## WRITTEN REQUEST
Select each line of the material below that contains the string "advertisement", and copy those lines. Letter case matters when matching.

## PROVIDED INFORMATION
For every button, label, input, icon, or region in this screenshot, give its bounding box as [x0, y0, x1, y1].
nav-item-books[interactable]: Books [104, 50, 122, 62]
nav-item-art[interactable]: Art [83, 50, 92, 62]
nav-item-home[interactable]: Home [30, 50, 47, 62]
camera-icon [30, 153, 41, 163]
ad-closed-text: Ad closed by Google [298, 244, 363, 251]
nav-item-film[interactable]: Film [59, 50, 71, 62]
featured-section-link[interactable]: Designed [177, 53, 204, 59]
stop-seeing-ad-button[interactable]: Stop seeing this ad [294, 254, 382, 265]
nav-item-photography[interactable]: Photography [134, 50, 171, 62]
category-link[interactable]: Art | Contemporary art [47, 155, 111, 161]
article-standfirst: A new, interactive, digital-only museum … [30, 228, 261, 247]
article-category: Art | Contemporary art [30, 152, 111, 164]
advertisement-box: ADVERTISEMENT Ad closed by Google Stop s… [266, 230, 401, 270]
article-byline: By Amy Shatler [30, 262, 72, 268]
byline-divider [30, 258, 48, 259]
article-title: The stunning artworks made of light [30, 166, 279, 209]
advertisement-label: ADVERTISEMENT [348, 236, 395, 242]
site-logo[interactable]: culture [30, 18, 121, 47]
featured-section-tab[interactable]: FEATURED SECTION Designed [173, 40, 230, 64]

## PROBLEM SOLUTION
advertisement-box: ADVERTISEMENT Ad closed by Google Stop s… [266, 230, 401, 270]
advertisement-label: ADVERTISEMENT [348, 236, 395, 242]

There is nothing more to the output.